### [WHAT IS BEING ASKED]
Repeat the listing in full, preserving every character.

(Stored data entries)
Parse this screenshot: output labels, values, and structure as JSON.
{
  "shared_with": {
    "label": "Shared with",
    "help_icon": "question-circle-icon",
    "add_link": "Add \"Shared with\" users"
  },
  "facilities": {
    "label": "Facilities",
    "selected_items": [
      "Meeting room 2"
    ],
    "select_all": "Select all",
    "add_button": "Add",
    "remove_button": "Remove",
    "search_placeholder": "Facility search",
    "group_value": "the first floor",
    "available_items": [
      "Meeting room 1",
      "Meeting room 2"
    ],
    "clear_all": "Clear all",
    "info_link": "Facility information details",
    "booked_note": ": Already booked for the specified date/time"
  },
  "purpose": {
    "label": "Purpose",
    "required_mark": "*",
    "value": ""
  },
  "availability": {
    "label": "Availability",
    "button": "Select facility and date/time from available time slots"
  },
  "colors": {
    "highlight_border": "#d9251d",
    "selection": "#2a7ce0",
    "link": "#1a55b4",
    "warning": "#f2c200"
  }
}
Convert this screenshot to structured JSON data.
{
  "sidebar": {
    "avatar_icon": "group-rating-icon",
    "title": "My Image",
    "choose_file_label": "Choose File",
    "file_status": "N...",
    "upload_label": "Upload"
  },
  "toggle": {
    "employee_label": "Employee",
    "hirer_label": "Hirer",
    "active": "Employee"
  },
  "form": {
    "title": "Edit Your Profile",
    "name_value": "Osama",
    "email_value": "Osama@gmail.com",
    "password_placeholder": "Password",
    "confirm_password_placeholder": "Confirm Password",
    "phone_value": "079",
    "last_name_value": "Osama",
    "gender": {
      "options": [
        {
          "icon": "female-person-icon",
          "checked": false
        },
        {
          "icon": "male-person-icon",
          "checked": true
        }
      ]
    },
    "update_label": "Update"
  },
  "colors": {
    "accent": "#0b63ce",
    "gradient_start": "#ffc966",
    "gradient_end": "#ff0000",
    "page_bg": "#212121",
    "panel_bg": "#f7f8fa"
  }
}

### [CORRECT RESULT]
Parse this screenshot: output labels, values, and structure as JSON.
{
  "shared_with": {
    "label": "Shared with",
    "help_icon": "question-circle-icon",
    "add_link": "Add \"Shared with\" users"
  },
  "facilities": {
    "label": "Facilities",
    "selected_items": [
      "Meeting room 2"
    ],
    "select_all": "Select all",
    "add_button": "Add",
    "remove_button": "Remove",
    "search_placeholder": "Facility search",
    "group_value": "the first floor",
    "available_items": [
      "Meeting room 1",
      "Meeting room 2"
    ],
    "clear_all": "Clear all",
    "info_link": "Facility information details",
    "booked_note": ": Already booked for the specified date/time"
  },
  "purpose": {
    "label": "Purpose",
    "required_mark": "*",
    "value": ""
  },
  "availability": {
    "label": "Availability",
    "button": "Select facility and date/time from available time slots"
  },
  "colors": {
    "highlight_border": "#d9251d",
    "selection": "#2a7ce0",
    "link": "#1a55b4",
    "warning": "#f2c200"
  }
}
Convert this screenshot to structured JSON data.
{
  "sidebar": {
    "avatar_icon": "group-rating-icon",
    "title": "My Image",
    "choose_file_label": "Choose File",
    "file_status": "N...",
    "upload_label": "Upload"
  },
  "toggle": {
    "employee_label": "Employee",
    "hirer_label": "Hirer",
    "active": "Employee"
  },
  "form": {
    "title": "Edit Your Profile",
    "name_value": "Osama",
    "email_value": "Osama@gmail.com",
    "password_placeholder": "Password",
    "confirm_password_placeholder": "Confirm Password",
    "phone_value": "079",
    "last_name_value": "Osama",
    "gender": {
      "options": [
        {
          "icon": "female-person-icon",
          "checked": false
        },
        {
          "icon": "male-person-icon",
          "checked": true
        }
      ]
    },
    "update_label": "Update"
  },
  "colors": {
    "accent": "#0b63ce",
    "gradient_start": "#ffc966",
    "gradient_end": "#ff0000",
    "page_bg": "#212121",
    "panel_bg": "#f7f8fa"
  }
}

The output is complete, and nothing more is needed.